▸ **Source document**

Personally I have a hard time believing that there's an infinite amount of anything, whether it be this universe or a multiverse. But trying to quantify something like that seems pretty pointless to me.

 

The fact that there is something to be subtracted from, is a good discussion point though. What created all of this? I prefer to think that whatever makes up the source of all reality has always existed, and always will. And its existence at all can be justified by the paradox of nothingness.

 

Ideas are not concrete things but that does not mean they are not something. I can distinguish between a 9 which is an odd number and a square and an 8 which is an even number and not a square. They have different properties and are therefore things in their own right as concepts. But concepts seem to require a mind to exist. That is, they are contingent on an observer.

 

The example I use are stones and coins. I can hold 9 coins in one hand and 9 stones in the other but where is the number 9 apart from what I hold in my hand? I can sense no other property they have in common other than they are physical but changing the quantity doesn't seem to affect the physical characteristics of either group. So the number itself is not intrinsic to either group. I can understand the number 9 but I can not point to anything in nature and say this is the number 9 by itself. I can only think about it.

▸ **Items stored from a collection**
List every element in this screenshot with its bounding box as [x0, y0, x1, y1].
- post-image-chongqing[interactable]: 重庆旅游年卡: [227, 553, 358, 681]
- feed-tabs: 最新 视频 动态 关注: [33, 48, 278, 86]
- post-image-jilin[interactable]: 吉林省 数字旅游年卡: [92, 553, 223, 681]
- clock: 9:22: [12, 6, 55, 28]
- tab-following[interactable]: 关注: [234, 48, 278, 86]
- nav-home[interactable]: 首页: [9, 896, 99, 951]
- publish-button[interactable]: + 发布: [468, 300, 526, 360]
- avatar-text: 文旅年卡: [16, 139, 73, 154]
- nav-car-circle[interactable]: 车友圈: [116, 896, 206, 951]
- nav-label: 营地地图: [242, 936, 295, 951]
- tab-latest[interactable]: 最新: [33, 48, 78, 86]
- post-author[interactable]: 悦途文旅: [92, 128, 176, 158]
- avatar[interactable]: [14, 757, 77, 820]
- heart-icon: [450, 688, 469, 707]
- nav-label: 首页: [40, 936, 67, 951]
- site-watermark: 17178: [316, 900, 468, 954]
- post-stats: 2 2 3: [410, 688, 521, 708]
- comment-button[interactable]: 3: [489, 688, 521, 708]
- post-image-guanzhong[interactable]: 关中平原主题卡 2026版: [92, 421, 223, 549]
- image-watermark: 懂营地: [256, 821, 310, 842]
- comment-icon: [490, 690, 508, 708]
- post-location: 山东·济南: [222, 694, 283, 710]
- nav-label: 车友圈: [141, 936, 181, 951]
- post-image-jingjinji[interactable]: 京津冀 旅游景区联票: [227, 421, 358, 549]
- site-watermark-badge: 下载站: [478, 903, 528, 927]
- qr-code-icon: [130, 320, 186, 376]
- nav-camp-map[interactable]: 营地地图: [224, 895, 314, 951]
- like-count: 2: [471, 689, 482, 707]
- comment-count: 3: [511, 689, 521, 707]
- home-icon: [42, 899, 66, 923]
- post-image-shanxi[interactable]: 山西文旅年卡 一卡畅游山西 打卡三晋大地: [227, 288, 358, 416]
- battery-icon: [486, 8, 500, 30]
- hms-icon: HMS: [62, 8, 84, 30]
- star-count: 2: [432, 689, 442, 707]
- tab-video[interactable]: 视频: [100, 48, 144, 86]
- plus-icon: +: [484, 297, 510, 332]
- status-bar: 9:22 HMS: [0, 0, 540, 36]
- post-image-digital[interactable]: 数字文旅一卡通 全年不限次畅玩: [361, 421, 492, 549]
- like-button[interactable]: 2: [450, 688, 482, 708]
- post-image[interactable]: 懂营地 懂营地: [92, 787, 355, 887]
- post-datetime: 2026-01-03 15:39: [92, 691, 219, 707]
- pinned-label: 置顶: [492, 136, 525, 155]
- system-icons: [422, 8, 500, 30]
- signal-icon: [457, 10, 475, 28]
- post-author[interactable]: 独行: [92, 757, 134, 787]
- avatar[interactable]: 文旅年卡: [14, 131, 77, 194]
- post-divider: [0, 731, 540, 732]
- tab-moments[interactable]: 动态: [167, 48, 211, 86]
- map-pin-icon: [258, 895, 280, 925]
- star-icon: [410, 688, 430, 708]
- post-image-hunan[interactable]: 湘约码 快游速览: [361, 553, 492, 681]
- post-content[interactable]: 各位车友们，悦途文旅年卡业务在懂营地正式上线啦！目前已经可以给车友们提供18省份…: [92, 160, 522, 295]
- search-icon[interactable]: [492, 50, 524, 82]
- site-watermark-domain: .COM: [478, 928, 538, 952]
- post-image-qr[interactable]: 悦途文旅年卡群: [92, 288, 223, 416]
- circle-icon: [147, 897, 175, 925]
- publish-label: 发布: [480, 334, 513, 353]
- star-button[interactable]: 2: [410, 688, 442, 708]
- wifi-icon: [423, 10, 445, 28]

▸ **Given task 1**
Copy the records from their start through the line containing "- site-watermark: 17178: [316, 900, 468, 954]", including that line.
▸ **Given task 2**
Carry on the discussion of whether numbers exist apart from a mind, beginning after its final sentence.
The records bear no relation to the text.

▸ **Final result 1**
List every element in this screenshot with its bounding box as [x0, y0, x1, y1].
- post-image-chongqing[interactable]: 重庆旅游年卡: [227, 553, 358, 681]
- feed-tabs: 最新 视频 动态 关注: [33, 48, 278, 86]
- post-image-jilin[interactable]: 吉林省 数字旅游年卡: [92, 553, 223, 681]
- clock: 9:22: [12, 6, 55, 28]
- tab-following[interactable]: 关注: [234, 48, 278, 86]
- nav-home[interactable]: 首页: [9, 896, 99, 951]
- publish-button[interactable]: + 发布: [468, 300, 526, 360]
- avatar-text: 文旅年卡: [16, 139, 73, 154]
- nav-car-circle[interactable]: 车友圈: [116, 896, 206, 951]
- nav-label: 营地地图: [242, 936, 295, 951]
- tab-latest[interactable]: 最新: [33, 48, 78, 86]
- post-author[interactable]: 悦途文旅: [92, 128, 176, 158]
- avatar[interactable]: [14, 757, 77, 820]
- heart-icon: [450, 688, 469, 707]
- nav-label: 首页: [40, 936, 67, 951]
- site-watermark: 17178: [316, 900, 468, 954]

▸ **Final result 2**
 

Nothingness is likewise a concept. After all, we are attempting to think about it now. But if it is a concept, then nothingness is not nothing. That is a paradox and in logic paradoxes can not exist. What happens when an irresistible force collides with an immovable object? An inconceivable event of course. Paradoxes must be dismissed as inconceivable and nothingness is a paradox, therefore I must conclude a "state of nothingness" can not exist. Just saying "non-existence exists" is absurd. The only way to avoid a paradox is to have a state of existence instead of non-existence.

 

Absolute nothingness is to my mind an impossibility. Absolute means just that. Absolute. No properties at all. Not even potential. That means it can not even be thought of as there would literally be nothing to think about (and no one to think it anyway). But, again, since we are thinking about it nothingness can not be absolute. Nothingness is the only thing we can think of in completely negative terms except for the fact it can be thought of.

 

So, something must exist in order to circumvent the paradox of nothingness. My guess is what has always existed and always will exist is some ineffable form of consciousness. The subjective nature of probability in the Copenhagen interpretation of quantum mechanics could be a good indicator that our universe really revolves around consciousness, specifically conscious observers subtracted from the collective. Something needs an observer to become concrete, and an observer likewise needs something to observe.

 

Obviously at this point we're boiling things down to philosophy. I could seriously rant on and on about things like this. It's topics like this that led me to becoming a pandeist. However, I have to get ready for work now. ._.

 

Do believe me, this shit sounds incredibly cool, but i can't for the life of me understand any of it. I probably would at least a bit if i studied physics, but yeah.

 

Believe me, I had to read that paper like five times and look up a slew of information before I even started to grasp it.